▶ CHALLENGE:
Your task is to copy every line of the records below that contains "адже".

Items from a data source
**********
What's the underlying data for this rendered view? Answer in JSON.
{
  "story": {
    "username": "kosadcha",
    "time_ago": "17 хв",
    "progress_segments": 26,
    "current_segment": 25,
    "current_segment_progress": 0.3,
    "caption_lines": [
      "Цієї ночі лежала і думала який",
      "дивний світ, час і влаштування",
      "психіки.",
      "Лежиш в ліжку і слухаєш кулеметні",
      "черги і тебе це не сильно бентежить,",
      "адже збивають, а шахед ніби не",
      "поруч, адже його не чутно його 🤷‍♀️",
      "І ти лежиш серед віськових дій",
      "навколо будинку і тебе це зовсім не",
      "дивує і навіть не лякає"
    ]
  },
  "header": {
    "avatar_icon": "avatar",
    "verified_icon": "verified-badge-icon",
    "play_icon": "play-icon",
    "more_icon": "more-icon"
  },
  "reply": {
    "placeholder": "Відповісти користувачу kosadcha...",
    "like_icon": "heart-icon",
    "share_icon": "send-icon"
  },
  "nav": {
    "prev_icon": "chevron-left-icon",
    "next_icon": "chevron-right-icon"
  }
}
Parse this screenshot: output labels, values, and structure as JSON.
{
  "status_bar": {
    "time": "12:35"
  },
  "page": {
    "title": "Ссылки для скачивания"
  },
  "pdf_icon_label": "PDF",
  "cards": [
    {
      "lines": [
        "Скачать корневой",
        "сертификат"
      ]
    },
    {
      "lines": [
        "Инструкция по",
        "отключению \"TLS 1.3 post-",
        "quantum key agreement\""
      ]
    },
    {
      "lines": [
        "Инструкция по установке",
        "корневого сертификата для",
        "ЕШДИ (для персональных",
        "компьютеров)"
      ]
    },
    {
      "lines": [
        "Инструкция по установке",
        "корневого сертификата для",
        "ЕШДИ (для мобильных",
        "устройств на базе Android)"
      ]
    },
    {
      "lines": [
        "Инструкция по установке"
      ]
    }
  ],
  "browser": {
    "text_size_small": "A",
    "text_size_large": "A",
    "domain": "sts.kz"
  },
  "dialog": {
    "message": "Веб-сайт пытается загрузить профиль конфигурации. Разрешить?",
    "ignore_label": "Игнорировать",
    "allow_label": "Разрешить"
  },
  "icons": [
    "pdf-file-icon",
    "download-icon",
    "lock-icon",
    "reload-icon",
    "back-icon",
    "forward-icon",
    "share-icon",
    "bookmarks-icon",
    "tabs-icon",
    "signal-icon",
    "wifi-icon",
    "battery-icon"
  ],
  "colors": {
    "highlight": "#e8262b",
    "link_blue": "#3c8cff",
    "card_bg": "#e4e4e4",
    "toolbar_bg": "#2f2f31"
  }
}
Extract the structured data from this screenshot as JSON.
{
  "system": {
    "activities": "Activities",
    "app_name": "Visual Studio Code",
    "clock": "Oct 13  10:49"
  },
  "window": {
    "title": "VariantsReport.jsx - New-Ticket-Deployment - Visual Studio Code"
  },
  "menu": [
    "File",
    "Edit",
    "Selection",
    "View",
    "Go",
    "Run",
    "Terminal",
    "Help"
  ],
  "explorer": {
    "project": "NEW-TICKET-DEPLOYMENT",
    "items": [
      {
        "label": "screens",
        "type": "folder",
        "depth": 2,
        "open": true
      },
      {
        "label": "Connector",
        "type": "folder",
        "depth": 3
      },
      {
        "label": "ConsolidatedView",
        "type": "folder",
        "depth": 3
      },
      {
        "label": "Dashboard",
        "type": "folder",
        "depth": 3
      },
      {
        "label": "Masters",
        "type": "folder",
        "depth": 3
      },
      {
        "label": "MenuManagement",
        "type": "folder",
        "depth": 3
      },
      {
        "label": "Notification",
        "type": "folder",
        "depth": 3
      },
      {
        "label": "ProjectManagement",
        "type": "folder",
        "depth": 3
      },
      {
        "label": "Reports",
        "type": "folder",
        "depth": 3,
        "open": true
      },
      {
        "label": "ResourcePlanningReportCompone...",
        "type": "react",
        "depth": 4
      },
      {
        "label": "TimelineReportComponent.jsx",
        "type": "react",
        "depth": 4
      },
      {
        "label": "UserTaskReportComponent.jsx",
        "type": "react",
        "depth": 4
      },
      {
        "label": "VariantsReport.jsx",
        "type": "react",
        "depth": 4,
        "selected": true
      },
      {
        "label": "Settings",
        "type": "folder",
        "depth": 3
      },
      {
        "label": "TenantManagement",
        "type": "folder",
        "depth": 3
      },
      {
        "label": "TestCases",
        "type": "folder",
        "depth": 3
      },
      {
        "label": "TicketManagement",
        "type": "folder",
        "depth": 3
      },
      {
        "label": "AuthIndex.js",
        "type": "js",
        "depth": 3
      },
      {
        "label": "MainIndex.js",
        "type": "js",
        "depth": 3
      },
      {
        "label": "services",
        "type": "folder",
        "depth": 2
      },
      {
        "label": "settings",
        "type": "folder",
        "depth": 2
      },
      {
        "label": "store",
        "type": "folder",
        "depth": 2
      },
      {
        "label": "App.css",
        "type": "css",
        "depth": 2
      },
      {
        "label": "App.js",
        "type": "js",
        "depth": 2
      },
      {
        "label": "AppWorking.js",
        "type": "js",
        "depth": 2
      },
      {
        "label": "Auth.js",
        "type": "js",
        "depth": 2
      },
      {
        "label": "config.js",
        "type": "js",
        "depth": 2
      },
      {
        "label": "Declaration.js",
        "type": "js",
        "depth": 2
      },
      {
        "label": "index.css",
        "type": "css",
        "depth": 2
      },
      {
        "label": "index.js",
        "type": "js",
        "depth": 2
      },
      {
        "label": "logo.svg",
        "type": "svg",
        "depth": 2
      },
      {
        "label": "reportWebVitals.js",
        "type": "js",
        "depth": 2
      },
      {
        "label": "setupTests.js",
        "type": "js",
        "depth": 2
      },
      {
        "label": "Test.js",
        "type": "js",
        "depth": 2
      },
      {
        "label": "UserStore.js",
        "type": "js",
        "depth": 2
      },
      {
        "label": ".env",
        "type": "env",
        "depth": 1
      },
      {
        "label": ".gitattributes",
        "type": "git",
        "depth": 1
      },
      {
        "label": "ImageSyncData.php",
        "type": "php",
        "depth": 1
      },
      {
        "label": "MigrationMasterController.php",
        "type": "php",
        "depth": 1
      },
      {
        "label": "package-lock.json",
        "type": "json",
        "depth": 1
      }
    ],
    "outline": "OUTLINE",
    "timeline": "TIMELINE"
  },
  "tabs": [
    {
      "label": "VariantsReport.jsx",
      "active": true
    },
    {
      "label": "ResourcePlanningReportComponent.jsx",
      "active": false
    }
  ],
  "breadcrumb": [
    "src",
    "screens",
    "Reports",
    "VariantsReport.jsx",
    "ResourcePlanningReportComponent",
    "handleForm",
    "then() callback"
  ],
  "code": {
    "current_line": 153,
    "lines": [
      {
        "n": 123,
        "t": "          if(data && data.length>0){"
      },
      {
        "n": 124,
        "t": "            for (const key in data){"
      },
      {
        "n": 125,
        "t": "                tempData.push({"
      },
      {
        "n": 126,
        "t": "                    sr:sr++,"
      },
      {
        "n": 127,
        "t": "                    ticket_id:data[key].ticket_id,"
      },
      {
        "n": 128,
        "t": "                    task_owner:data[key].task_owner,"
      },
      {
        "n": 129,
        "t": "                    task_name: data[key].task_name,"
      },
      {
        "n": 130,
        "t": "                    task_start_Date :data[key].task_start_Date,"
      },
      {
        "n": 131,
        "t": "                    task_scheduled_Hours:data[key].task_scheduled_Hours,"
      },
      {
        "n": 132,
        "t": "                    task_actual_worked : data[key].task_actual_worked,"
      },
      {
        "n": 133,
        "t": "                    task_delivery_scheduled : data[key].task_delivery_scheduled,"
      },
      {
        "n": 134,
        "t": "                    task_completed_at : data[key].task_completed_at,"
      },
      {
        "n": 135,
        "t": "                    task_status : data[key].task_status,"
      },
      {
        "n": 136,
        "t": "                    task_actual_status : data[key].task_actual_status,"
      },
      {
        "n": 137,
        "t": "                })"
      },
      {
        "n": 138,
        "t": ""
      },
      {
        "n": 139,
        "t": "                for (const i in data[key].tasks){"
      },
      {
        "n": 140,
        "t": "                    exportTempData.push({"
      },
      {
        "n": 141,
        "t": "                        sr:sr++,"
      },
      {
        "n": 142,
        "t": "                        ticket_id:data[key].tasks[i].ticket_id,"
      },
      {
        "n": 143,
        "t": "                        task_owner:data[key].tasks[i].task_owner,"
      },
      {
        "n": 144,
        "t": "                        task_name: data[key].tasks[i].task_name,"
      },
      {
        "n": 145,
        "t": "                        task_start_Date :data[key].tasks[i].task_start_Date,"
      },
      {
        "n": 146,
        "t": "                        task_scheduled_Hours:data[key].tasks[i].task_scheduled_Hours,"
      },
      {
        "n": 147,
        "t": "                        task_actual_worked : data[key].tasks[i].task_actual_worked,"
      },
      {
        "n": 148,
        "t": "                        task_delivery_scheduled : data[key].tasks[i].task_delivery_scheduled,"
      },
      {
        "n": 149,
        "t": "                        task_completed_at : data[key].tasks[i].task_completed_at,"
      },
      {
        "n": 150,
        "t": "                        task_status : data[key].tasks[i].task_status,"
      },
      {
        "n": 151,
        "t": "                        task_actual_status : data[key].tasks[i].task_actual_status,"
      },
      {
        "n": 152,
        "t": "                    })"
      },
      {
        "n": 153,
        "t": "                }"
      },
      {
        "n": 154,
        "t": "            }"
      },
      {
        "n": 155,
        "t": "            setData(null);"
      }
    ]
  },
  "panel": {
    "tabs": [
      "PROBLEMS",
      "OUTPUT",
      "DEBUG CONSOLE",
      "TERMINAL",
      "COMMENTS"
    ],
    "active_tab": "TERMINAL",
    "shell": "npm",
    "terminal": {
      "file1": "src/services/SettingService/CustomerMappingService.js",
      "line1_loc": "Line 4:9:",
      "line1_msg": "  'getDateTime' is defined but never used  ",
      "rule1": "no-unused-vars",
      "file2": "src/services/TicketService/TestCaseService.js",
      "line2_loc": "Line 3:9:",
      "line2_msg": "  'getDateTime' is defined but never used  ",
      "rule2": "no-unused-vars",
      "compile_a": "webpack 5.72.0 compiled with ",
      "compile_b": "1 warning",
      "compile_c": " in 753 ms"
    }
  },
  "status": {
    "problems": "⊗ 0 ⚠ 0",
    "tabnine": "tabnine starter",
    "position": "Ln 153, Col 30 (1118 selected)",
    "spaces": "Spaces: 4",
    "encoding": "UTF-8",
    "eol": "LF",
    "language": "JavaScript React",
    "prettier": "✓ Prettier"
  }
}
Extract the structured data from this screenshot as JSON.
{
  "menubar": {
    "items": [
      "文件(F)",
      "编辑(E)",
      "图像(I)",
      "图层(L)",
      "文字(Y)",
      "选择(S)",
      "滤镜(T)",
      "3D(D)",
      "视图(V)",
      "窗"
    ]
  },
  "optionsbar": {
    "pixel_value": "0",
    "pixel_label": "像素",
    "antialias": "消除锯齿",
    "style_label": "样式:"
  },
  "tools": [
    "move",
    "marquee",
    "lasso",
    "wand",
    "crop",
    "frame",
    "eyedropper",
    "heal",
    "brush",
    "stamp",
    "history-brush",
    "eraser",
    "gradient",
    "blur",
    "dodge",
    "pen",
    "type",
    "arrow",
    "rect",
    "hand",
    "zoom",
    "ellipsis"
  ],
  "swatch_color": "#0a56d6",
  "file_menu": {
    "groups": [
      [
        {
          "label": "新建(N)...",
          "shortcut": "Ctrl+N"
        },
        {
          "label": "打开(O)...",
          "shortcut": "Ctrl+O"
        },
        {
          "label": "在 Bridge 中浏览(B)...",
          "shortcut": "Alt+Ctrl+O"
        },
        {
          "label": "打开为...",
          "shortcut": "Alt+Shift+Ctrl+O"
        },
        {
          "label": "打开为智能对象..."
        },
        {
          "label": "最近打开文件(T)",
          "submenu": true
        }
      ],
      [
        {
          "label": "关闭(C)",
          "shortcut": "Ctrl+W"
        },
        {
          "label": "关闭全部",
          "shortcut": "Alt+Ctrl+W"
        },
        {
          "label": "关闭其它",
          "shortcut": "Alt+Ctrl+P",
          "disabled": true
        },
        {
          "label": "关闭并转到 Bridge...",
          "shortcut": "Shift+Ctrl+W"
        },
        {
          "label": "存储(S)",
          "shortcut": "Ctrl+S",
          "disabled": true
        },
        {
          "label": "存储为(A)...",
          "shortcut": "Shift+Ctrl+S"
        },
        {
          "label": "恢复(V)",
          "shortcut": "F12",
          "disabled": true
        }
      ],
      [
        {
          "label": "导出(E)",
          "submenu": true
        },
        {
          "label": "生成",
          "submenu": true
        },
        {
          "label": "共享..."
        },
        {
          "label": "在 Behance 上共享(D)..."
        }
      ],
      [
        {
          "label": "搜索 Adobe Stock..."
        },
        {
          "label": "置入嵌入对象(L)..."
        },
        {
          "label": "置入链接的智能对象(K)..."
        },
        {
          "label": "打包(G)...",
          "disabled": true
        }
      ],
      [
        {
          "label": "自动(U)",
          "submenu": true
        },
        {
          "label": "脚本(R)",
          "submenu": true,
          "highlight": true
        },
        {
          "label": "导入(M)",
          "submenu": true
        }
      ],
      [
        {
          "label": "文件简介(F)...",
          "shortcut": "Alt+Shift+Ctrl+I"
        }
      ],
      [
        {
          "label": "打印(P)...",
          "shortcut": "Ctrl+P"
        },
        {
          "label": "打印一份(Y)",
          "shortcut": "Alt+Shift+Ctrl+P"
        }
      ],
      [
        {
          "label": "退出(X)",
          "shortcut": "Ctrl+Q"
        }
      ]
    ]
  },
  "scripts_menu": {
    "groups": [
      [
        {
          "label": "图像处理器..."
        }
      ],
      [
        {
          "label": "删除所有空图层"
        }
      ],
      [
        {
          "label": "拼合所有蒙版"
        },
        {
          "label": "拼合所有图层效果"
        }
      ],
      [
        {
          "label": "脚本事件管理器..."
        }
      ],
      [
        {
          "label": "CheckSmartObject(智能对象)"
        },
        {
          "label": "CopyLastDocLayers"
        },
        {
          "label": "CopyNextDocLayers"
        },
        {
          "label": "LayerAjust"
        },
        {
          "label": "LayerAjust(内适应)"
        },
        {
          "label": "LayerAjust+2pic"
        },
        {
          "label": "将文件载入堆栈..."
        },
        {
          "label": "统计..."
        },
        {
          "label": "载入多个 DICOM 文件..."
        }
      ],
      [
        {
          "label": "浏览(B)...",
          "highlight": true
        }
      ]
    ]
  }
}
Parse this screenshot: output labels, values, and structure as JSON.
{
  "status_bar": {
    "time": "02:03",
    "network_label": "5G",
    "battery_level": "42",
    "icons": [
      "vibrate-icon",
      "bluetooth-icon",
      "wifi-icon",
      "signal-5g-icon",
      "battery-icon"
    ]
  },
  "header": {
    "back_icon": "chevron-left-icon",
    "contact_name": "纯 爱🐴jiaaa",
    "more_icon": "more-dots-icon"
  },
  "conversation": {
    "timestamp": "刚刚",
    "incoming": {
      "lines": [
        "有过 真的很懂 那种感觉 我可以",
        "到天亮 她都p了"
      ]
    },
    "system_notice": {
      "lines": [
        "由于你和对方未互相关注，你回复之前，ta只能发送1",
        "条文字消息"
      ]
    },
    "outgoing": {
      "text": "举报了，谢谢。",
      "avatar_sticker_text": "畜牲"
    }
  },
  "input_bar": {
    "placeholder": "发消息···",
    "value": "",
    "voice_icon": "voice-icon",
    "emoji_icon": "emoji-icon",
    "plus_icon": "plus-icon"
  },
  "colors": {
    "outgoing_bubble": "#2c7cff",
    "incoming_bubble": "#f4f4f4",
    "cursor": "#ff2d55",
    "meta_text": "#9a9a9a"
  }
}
**********
▶ ANSWER FOR THE TASK:
      "адже збивають, а шахед ніби не",
      "поруч, адже його не чутно його 🤷‍♀️",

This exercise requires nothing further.